- _AIM_:
Reproduce each line that includes the word "første".

-------- DATA EXTRACT --------

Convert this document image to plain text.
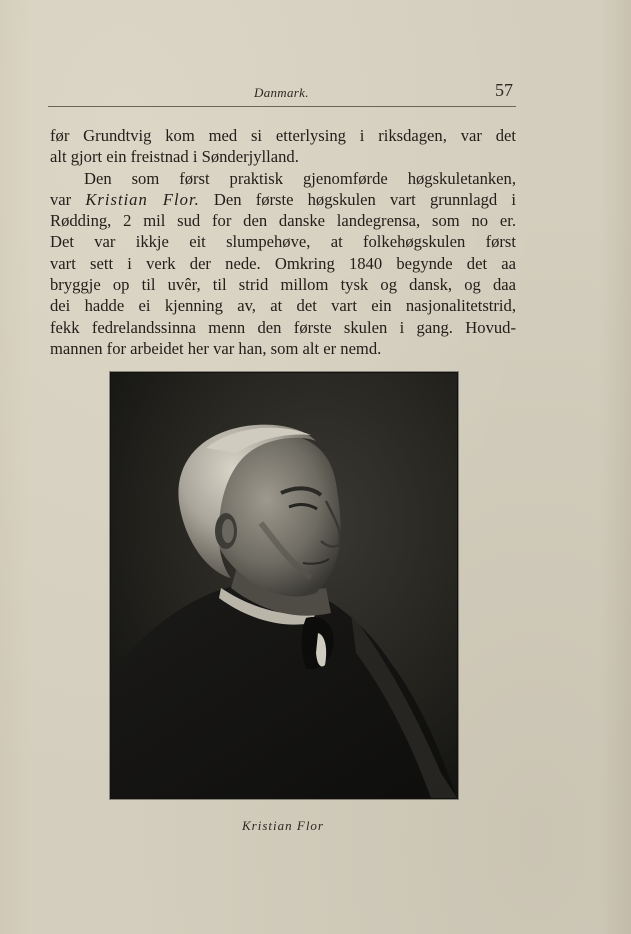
Danmark.	57
før Grundtvig kom med si etterlysing i riksdagen, var det
alt gjort ein freistnad i Sønderjylland.
Den som først praktisk gjenomførde høgskuletanken,
var Kristian Flor. Den første høgskulen vart grunnlagd i
Rødding, 2 mil sud for den danske landegrensa, som no er.
Det var ikkje eit slumpehøve, at folkehøgskulen først
vart sett i verk der nede. Omkring 1840 begynde det aa
bryggje op til uvêr, til strid millom tysk og dansk, og daa
dei hadde ei kjenning av, at det vart ein nasjonalitetstrid,
fekk fedrelandssinna menn den første skulen i gang. Hovud-
mannen for arbeidet her var han, som alt er nemd.
Kristian Flor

--------

- _WRITTEN SOLUTION_:
var Kristian Flor. Den første høgskulen vart grunnlagd i
fekk fedrelandssinna menn den første skulen i gang. Hovud-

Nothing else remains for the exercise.